> [What is expected]: Extract all data as written.

■ ■ ■ ■ ■

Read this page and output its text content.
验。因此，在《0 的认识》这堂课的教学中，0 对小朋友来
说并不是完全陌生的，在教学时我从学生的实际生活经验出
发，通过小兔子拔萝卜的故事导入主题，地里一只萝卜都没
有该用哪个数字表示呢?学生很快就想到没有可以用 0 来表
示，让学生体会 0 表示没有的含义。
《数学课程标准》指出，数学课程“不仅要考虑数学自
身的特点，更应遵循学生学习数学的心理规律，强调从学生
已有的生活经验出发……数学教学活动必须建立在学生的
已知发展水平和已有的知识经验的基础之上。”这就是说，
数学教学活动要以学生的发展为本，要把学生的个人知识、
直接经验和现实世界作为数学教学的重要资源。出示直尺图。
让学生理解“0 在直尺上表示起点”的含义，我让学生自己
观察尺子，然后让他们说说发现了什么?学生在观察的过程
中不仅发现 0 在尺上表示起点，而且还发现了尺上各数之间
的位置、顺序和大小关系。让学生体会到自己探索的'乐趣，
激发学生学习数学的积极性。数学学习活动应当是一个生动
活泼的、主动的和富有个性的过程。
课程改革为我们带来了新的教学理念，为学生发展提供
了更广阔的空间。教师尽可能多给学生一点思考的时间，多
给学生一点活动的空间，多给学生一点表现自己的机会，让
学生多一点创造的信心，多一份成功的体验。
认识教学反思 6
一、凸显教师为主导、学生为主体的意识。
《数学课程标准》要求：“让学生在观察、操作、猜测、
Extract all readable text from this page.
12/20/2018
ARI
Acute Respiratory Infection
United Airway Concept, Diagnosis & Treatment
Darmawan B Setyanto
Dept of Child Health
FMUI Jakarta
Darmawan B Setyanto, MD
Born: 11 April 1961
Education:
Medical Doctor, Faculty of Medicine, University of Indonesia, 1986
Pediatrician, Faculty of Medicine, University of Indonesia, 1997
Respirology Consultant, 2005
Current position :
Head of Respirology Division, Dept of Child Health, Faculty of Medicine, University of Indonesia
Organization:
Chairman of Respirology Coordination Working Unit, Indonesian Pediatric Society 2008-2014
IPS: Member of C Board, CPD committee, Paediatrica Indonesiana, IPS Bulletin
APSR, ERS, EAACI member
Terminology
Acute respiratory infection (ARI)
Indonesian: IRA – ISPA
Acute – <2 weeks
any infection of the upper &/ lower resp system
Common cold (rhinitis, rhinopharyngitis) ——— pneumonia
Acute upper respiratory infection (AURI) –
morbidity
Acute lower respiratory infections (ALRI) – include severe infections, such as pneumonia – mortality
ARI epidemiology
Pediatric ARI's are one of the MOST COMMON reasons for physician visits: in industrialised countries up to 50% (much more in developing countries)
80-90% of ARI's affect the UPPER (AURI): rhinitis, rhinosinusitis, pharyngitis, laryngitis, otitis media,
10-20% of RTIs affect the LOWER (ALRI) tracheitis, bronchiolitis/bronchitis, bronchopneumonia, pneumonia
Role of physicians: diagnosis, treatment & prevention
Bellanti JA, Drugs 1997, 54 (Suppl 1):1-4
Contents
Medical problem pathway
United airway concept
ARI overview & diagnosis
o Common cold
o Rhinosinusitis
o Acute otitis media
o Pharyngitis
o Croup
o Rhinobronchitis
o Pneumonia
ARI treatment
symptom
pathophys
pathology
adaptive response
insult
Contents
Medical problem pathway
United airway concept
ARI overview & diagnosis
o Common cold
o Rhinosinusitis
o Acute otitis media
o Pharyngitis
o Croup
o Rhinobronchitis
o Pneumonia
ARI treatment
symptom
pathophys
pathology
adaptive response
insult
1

■ ■ ■ ■ ■

> [Full output]:
Read this page and output its text content.
验。因此，在《0 的认识》这堂课的教学中，0 对小朋友来
说并不是完全陌生的，在教学时我从学生的实际生活经验出
发，通过小兔子拔萝卜的故事导入主题，地里一只萝卜都没
有该用哪个数字表示呢?学生很快就想到没有可以用 0 来表
示，让学生体会 0 表示没有的含义。
《数学课程标准》指出，数学课程“不仅要考虑数学自
身的特点，更应遵循学生学习数学的心理规律，强调从学生
已有的生活经验出发……数学教学活动必须建立在学生的
已知发展水平和已有的知识经验的基础之上。”这就是说，
数学教学活动要以学生的发展为本，要把学生的个人知识、
直接经验和现实世界作为数学教学的重要资源。出示直尺图。
让学生理解“0 在直尺上表示起点”的含义，我让学生自己
观察尺子，然后让他们说说发现了什么?学生在观察的过程
中不仅发现 0 在尺上表示起点，而且还发现了尺上各数之间
的位置、顺序和大小关系。让学生体会到自己探索的'乐趣，
激发学生学习数学的积极性。数学学习活动应当是一个生动
活泼的、主动的和富有个性的过程。
课程改革为我们带来了新的教学理念，为学生发展提供
了更广阔的空间。教师尽可能多给学生一点思考的时间，多
给学生一点活动的空间，多给学生一点表现自己的机会，让
学生多一点创造的信心，多一份成功的体验。
认识教学反思 6
一、凸显教师为主导、学生为主体的意识。
《数学课程标准》要求：“让学生在观察、操作、猜测、
Extract all readable text from this page.
12/20/2018
ARI
Acute Respiratory Infection
United Airway Concept, Diagnosis & Treatment
Darmawan B Setyanto
Dept of Child Health
FMUI Jakarta
Darmawan B Setyanto, MD
Born: 11 April 1961
Education:
Medical Doctor, Faculty of Medicine, University of Indonesia, 1986
Pediatrician, Faculty of Medicine, University of Indonesia, 1997
Respirology Consultant, 2005
Current position :
Head of Respirology Division, Dept of Child Health, Faculty of Medicine, University of Indonesia
Organization:
Chairman of Respirology Coordination Working Unit, Indonesian Pediatric Society 2008-2014
IPS: Member of C Board, CPD committee, Paediatrica Indonesiana, IPS Bulletin
APSR, ERS, EAACI member
Terminology
Acute respiratory infection (ARI)
Indonesian: IRA – ISPA
Acute – <2 weeks
any infection of the upper &/ lower resp system
Common cold (rhinitis, rhinopharyngitis) ——— pneumonia
Acute upper respiratory infection (AURI) –
morbidity
Acute lower respiratory infections (ALRI) – include severe infections, such as pneumonia – mortality
ARI epidemiology
Pediatric ARI's are one of the MOST COMMON reasons for physician visits: in industrialised countries up to 50% (much more in developing countries)
80-90% of ARI's affect the UPPER (AURI): rhinitis, rhinosinusitis, pharyngitis, laryngitis, otitis media,
10-20% of RTIs affect the LOWER (ALRI) tracheitis, bronchiolitis/bronchitis, bronchopneumonia, pneumonia
Role of physicians: diagnosis, treatment & prevention
Bellanti JA, Drugs 1997, 54 (Suppl 1):1-4
Contents
Medical problem pathway
United airway concept
ARI overview & diagnosis
o Common cold
o Rhinosinusitis
o Acute otitis media
o Pharyngitis
o Croup
o Rhinobronchitis
o Pneumonia
ARI treatment
symptom
pathophys
pathology
adaptive response
insult
Contents
Medical problem pathway
United airway concept
ARI overview & diagnosis
o Common cold
o Rhinosinusitis
o Acute otitis media
o Pharyngitis
o Croup
o Rhinobronchitis
o Pneumonia
ARI treatment
symptom
pathophys
pathology
adaptive response
insult
1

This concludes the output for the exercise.